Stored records

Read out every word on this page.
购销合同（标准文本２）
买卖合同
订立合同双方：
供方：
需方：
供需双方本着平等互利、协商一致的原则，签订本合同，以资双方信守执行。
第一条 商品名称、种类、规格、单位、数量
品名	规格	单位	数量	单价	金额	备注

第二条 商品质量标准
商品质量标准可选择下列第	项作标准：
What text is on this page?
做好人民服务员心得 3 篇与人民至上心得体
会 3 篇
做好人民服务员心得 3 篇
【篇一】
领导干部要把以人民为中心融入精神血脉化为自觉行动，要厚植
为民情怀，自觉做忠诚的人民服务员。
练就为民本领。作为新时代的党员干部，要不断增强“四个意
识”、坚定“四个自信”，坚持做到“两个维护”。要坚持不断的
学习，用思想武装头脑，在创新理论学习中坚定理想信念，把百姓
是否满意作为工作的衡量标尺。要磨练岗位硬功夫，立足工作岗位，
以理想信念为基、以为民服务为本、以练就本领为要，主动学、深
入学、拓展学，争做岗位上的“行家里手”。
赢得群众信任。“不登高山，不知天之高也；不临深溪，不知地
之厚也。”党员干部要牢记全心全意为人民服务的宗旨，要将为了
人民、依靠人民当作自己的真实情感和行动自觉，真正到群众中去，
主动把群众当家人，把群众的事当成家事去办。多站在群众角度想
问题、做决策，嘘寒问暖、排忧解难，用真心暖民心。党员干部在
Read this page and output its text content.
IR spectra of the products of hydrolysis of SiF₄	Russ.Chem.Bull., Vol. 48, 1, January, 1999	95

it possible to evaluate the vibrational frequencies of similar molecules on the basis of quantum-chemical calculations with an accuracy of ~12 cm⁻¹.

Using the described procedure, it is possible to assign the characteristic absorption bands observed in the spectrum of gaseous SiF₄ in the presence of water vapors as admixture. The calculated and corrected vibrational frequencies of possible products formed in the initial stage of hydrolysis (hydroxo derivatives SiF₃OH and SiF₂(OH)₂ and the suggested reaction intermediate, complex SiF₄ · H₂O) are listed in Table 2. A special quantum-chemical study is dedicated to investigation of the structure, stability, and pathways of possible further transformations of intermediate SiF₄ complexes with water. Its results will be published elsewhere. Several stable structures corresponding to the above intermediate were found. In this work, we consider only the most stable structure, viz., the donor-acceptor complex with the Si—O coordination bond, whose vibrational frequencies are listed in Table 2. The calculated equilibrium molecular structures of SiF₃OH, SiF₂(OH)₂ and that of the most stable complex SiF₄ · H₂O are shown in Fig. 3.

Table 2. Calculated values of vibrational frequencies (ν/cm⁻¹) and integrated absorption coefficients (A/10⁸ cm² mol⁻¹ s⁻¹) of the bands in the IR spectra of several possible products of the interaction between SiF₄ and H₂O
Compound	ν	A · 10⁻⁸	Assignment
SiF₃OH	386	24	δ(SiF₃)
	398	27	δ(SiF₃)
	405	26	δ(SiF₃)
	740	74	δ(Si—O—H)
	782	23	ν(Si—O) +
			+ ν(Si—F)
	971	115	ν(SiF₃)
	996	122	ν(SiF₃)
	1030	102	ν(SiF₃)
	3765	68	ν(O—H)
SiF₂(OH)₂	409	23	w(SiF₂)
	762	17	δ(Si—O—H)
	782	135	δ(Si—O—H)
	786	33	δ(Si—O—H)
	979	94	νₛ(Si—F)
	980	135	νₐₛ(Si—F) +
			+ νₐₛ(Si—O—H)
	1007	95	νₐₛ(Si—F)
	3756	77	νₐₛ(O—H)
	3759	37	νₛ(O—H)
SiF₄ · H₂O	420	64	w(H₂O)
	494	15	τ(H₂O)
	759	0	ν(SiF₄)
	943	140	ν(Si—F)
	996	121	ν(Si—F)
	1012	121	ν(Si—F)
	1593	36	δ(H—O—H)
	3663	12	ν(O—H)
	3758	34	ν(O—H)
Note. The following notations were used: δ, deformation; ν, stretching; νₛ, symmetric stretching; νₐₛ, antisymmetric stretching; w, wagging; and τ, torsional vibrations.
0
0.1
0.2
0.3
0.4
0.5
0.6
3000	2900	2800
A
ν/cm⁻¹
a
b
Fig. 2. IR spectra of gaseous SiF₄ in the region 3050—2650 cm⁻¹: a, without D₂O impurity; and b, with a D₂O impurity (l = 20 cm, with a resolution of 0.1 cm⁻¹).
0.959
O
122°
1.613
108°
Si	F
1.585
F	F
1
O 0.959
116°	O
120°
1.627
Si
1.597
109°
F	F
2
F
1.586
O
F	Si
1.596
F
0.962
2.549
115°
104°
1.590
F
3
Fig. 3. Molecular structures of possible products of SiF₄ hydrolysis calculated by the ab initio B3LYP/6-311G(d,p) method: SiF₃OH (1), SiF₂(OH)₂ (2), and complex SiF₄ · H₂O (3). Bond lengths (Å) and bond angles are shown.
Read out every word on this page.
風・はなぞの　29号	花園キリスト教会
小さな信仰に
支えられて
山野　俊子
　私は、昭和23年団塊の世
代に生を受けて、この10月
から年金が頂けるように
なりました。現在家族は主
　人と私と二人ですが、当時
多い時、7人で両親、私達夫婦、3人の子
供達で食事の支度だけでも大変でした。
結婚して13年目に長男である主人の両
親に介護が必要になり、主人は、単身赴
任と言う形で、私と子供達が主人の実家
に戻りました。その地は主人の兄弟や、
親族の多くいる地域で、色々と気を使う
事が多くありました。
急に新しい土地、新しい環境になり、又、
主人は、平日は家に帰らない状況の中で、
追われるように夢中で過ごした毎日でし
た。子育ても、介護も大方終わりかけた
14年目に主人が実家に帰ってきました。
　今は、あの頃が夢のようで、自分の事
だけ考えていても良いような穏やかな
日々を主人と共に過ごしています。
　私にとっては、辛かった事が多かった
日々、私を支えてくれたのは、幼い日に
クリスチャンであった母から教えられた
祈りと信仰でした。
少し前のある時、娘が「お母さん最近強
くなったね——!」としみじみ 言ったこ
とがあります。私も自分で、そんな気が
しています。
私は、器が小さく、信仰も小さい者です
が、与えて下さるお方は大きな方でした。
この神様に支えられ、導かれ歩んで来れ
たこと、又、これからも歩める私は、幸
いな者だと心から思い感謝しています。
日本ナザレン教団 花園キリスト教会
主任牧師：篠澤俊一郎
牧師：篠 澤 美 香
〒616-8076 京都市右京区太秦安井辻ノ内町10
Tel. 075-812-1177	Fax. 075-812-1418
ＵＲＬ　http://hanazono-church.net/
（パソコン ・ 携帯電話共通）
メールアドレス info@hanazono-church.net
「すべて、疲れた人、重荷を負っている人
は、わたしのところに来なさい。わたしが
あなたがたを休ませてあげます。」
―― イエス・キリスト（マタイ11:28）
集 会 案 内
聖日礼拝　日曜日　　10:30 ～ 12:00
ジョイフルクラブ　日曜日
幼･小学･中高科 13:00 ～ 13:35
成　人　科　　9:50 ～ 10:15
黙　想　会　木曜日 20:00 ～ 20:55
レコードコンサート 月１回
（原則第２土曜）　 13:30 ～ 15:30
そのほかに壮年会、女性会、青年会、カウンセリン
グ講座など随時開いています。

The problem => Give the number of lines where the string "church" occurs, without any further text.

Solution to this task => 2